#### Items:
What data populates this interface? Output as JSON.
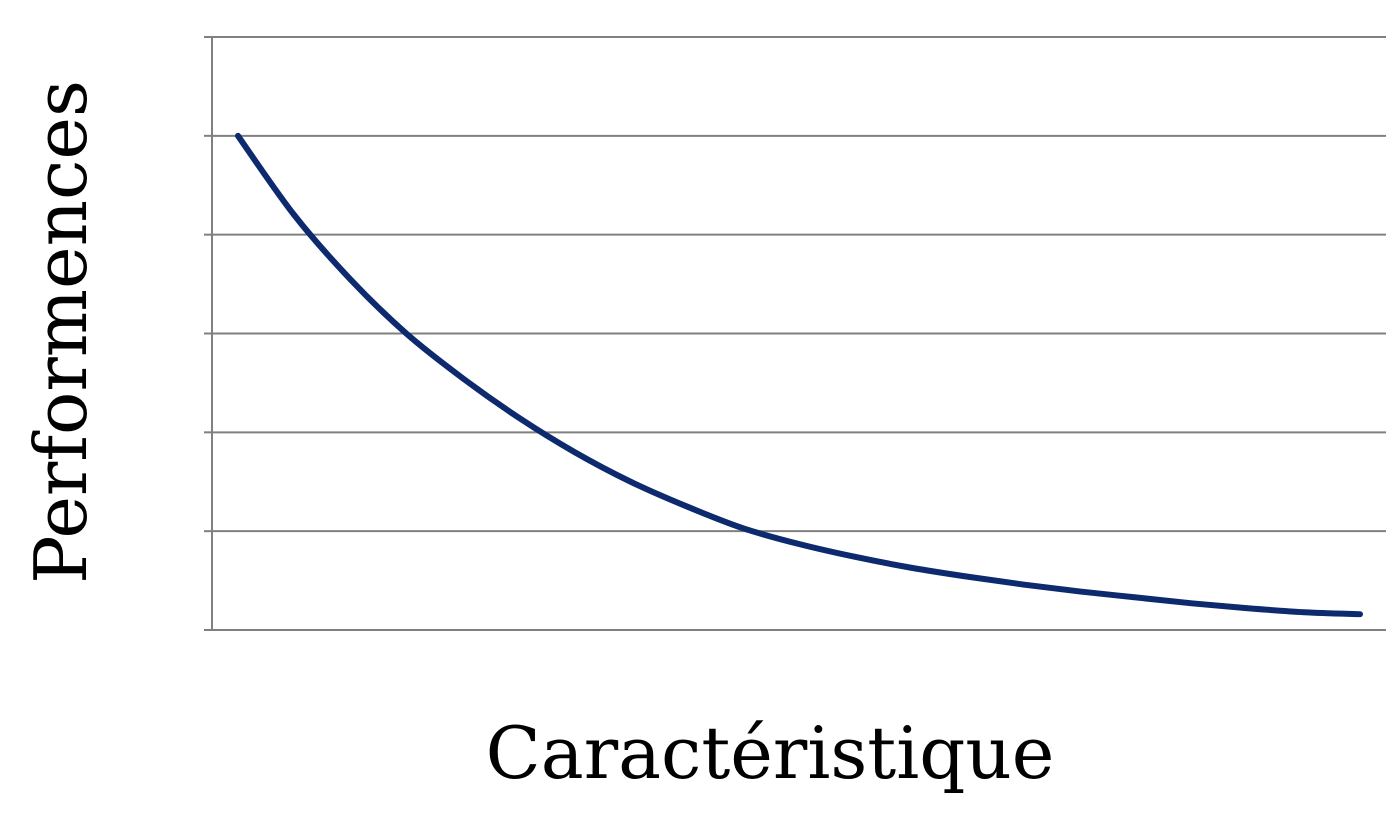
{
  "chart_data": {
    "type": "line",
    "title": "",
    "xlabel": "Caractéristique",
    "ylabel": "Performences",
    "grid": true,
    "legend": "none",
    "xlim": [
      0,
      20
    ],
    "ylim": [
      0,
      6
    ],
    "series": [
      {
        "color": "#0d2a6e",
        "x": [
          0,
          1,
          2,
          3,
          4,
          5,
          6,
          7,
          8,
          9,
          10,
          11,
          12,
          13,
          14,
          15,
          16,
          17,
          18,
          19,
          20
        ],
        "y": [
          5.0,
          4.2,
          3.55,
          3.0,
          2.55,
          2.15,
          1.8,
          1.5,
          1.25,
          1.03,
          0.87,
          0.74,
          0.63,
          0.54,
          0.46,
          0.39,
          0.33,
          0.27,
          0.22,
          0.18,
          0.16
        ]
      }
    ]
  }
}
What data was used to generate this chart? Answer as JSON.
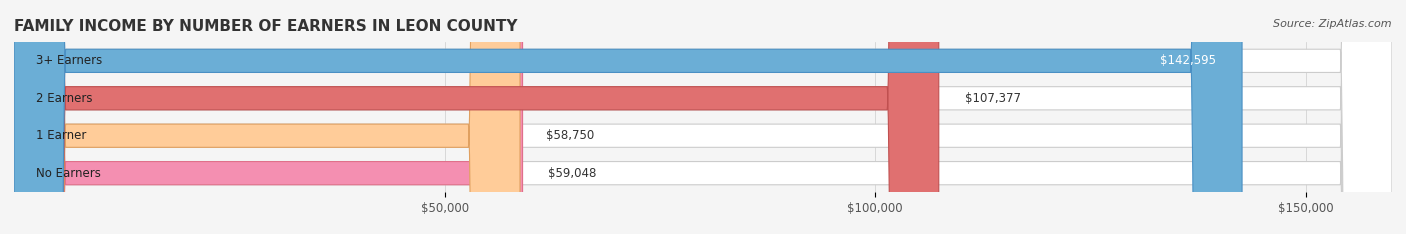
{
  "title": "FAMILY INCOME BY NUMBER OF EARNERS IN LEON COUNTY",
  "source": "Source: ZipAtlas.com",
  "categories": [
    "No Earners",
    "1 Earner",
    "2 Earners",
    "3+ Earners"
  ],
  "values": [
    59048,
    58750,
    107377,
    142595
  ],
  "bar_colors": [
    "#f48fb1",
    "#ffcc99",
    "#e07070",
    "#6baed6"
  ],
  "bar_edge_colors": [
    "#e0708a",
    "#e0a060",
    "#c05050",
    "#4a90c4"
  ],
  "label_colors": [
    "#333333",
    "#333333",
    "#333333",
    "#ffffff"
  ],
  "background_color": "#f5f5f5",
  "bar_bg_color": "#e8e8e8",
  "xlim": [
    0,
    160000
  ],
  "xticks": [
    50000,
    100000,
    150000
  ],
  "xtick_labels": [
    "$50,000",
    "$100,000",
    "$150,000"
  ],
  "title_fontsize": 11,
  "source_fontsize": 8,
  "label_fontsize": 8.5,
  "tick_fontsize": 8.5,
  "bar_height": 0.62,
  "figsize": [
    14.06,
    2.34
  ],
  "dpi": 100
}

#### Task details:
Starting at the line containing "What data was", write out each line through the last one in the listing above, inclusive, and nothing else. Pictures are excluded from the copy.

#### The response:
What data was used to generate this chart? Answer as JSON.
{
  "title": "FAMILY INCOME BY NUMBER OF EARNERS IN LEON COUNTY",
  "source": "Source: ZipAtlas.com",
  "categories": [
    "No Earners",
    "1 Earner",
    "2 Earners",
    "3+ Earners"
  ],
  "values": [
    59048,
    58750,
    107377,
    142595
  ],
  "bar_colors": [
    "#f48fb1",
    "#ffcc99",
    "#e07070",
    "#6baed6"
  ],
  "bar_edge_colors": [
    "#e0708a",
    "#e0a060",
    "#c05050",
    "#4a90c4"
  ],
  "label_colors": [
    "#333333",
    "#333333",
    "#333333",
    "#ffffff"
  ],
  "background_color": "#f5f5f5",
  "bar_bg_color": "#e8e8e8",
  "xlim": [
    0,
    160000
  ],
  "xticks": [
    50000,
    100000,
    150000
  ],
  "xtick_labels": [
    "$50,000",
    "$100,000",
    "$150,000"
  ],
  "title_fontsize": 11,
  "source_fontsize": 8,
  "label_fontsize": 8.5,
  "tick_fontsize": 8.5,
  "bar_height": 0.62,
  "figsize": [
    14.06,
    2.34
  ],
  "dpi": 100
}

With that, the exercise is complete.